/---
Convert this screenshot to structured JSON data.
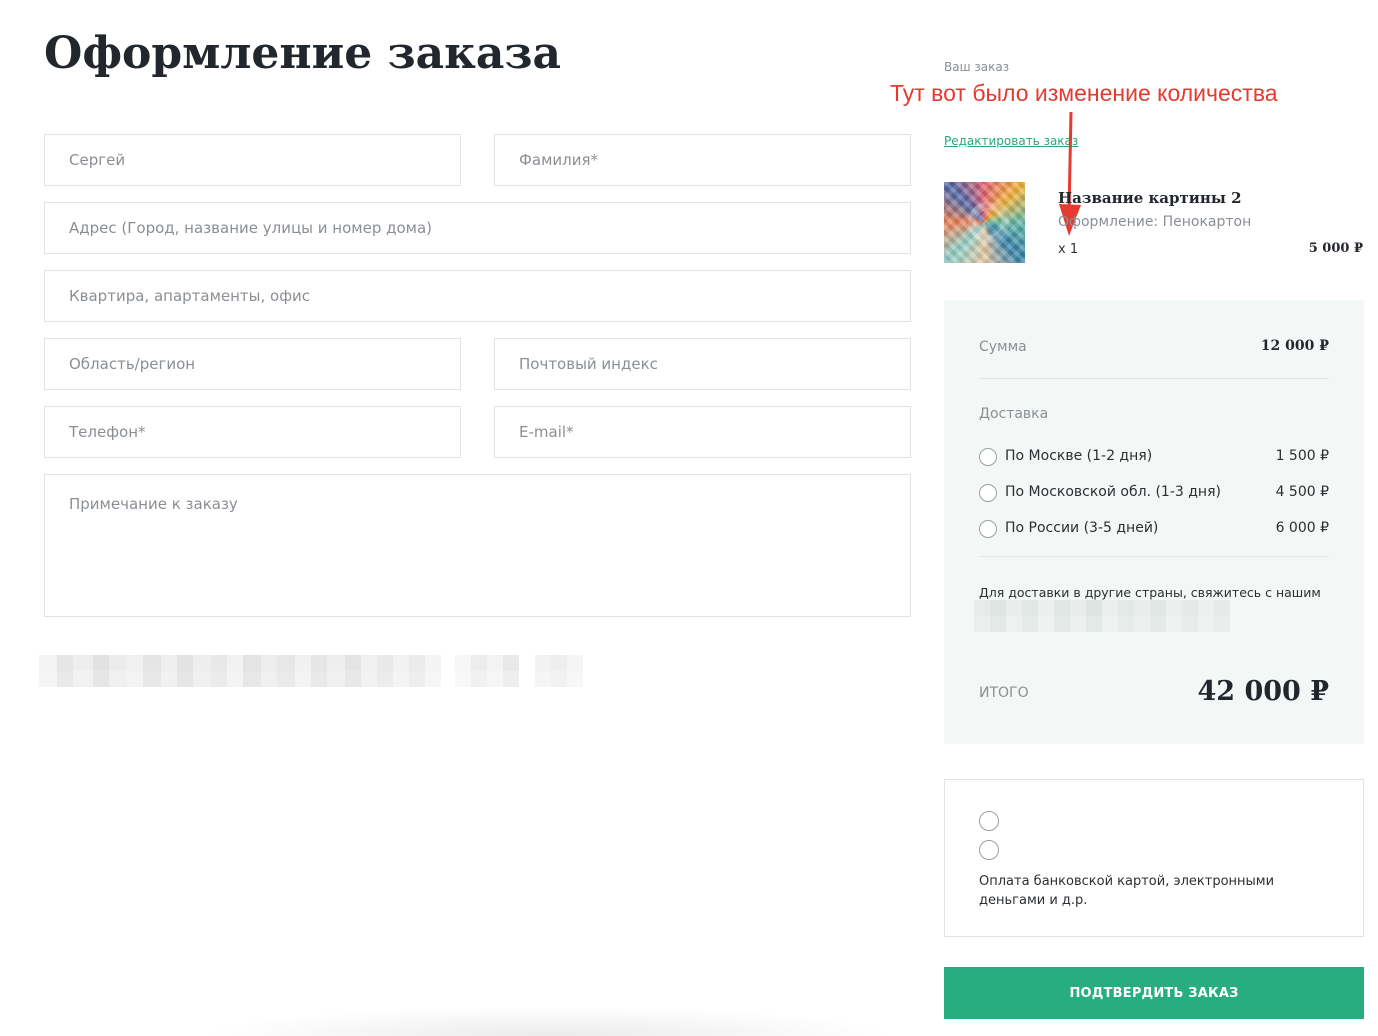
{
  "page": {
    "title": "Оформление заказа"
  },
  "form": {
    "first_name": {
      "value": "",
      "placeholder": "Сергей"
    },
    "last_name": {
      "value": "",
      "placeholder": "Фамилия*"
    },
    "address": {
      "value": "",
      "placeholder": "Адрес (Город, название улицы и номер дома)"
    },
    "apartment": {
      "value": "",
      "placeholder": "Квартира, апартаменты, офис"
    },
    "region": {
      "value": "",
      "placeholder": "Область/регион"
    },
    "postcode": {
      "value": "",
      "placeholder": "Почтовый индекс"
    },
    "phone": {
      "value": "",
      "placeholder": "Телефон*"
    },
    "email": {
      "value": "",
      "placeholder": "E-mail*"
    },
    "note": {
      "value": "",
      "placeholder": "Примечание к заказу"
    }
  },
  "order": {
    "label": "Ваш заказ",
    "edit_link": "Редактировать заказ",
    "annotation": "Тут вот было изменение количества",
    "item": {
      "name": "Название картины 2",
      "frame": "Оформление: Пенокартон",
      "qty": "х 1",
      "price": "5 000 ₽"
    }
  },
  "summary": {
    "sum_label": "Сумма",
    "sum_value": "12 000 ₽",
    "delivery_label": "Доставка",
    "delivery_options": [
      {
        "name": "По Москве (1-2 дня)",
        "price": "1 500 ₽"
      },
      {
        "name": "По Московской обл. (1-3 дня)",
        "price": "4 500 ₽"
      },
      {
        "name": "По России (3-5 дней)",
        "price": "6 000 ₽"
      }
    ],
    "note": "Для доставки в другие страны, свяжитесь с нашим",
    "total_label": "ИТОГО",
    "total_value": "42 000 ₽"
  },
  "payment": {
    "options_count": 2,
    "text": "Оплата банковской картой, электронными деньгами и д.р."
  },
  "confirm_button": "ПОДТВЕРДИТЬ ЗАКАЗ",
  "colors": {
    "accent": "#28ad80",
    "link": "#28a87b",
    "annotation": "#e43a30",
    "summary_bg": "#f3f8f6"
  }
}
\---
■ SHORT PROBLEM
Gather each line in the data that holds the string "placeholder".

■ RESULT OF THE EXERCISE
      "placeholder": "Сергей"
      "placeholder": "Фамилия*"
      "placeholder": "Адрес (Город, название улицы и номер дома)"
      "placeholder": "Квартира, апартаменты, офис"
      "placeholder": "Область/регион"
      "placeholder": "Почтовый индекс"
      "placeholder": "Телефон*"
      "placeholder": "E-mail*"
      "placeholder": "Примечание к заказу"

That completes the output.